Exercise objective
Transcribe every line exactly and omit anything that is a picture.

(A block of data)
==================================================

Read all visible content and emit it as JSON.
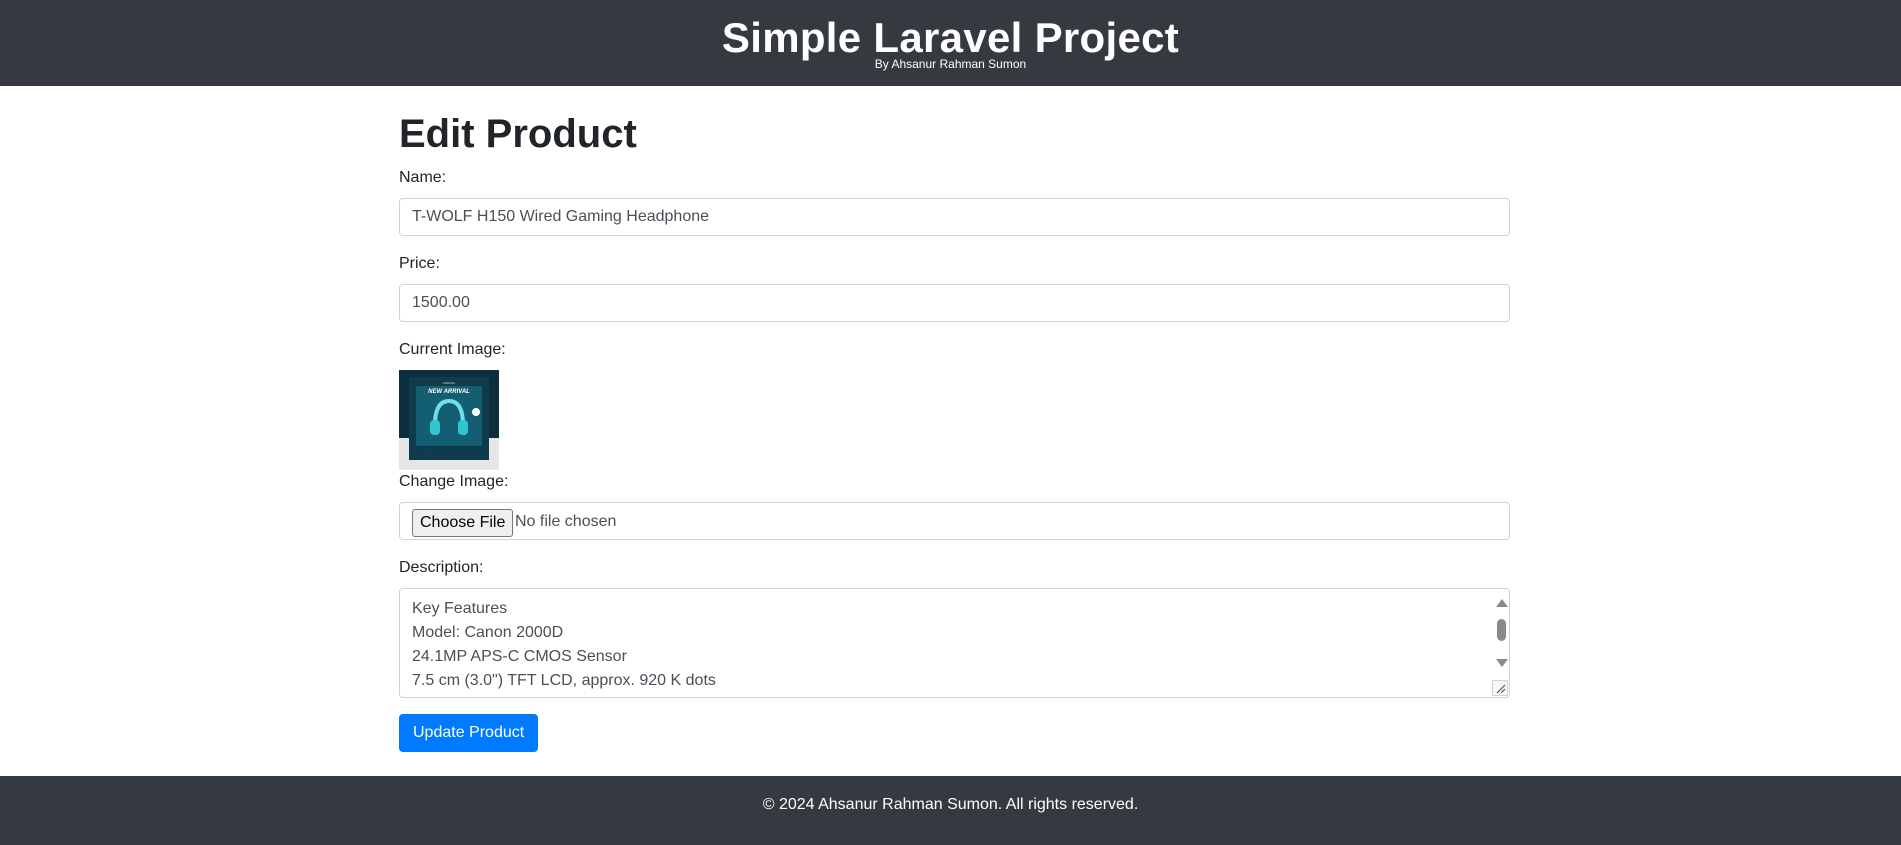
{
  "header": {
    "title": "Simple Laravel Project",
    "subtitle": "By Ahsanur Rahman Sumon",
    "background_color": "#343a40"
  },
  "page": {
    "title": "Edit Product"
  },
  "form": {
    "name_label": "Name:",
    "name_value": "T-WOLF H150 Wired Gaming Headphone",
    "price_label": "Price:",
    "price_value": "1500.00",
    "current_image_label": "Current Image:",
    "current_image": {
      "icon": "headphone-product-image",
      "badge_text": "NEW ARRIVAL"
    },
    "change_image_label": "Change Image:",
    "file_button_label": "Choose File",
    "file_status": "No file chosen",
    "description_label": "Description:",
    "description_lines": [
      "Key Features",
      "Model: Canon 2000D",
      "24.1MP APS-C CMOS Sensor",
      "7.5 cm (3.0\") TFT LCD, approx. 920 K dots"
    ],
    "submit_label": "Update Product",
    "submit_color": "#007bff"
  },
  "footer": {
    "text": "© 2024 Ahsanur Rahman Sumon. All rights reserved.",
    "background_color": "#343a40"
  }
}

==================================================

Reply
Read all visible content and emit it as JSON.
{
  "header": {
    "title": "Simple Laravel Project",
    "subtitle": "By Ahsanur Rahman Sumon",
    "background_color": "#343a40"
  },
  "page": {
    "title": "Edit Product"
  },
  "form": {
    "name_label": "Name:",
    "name_value": "T-WOLF H150 Wired Gaming Headphone",
    "price_label": "Price:",
    "price_value": "1500.00",
    "current_image_label": "Current Image:",
    "current_image": {
      "icon": "headphone-product-image",
      "badge_text": "NEW ARRIVAL"
    },
    "change_image_label": "Change Image:",
    "file_button_label": "Choose File",
    "file_status": "No file chosen",
    "description_label": "Description:",
    "description_lines": [
      "Key Features",
      "Model: Canon 2000D",
      "24.1MP APS-C CMOS Sensor",
      "7.5 cm (3.0\") TFT LCD, approx. 920 K dots"
    ],
    "submit_label": "Update Product",
    "submit_color": "#007bff"
  },
  "footer": {
    "text": "© 2024 Ahsanur Rahman Sumon. All rights reserved.",
    "background_color": "#343a40"
  }
}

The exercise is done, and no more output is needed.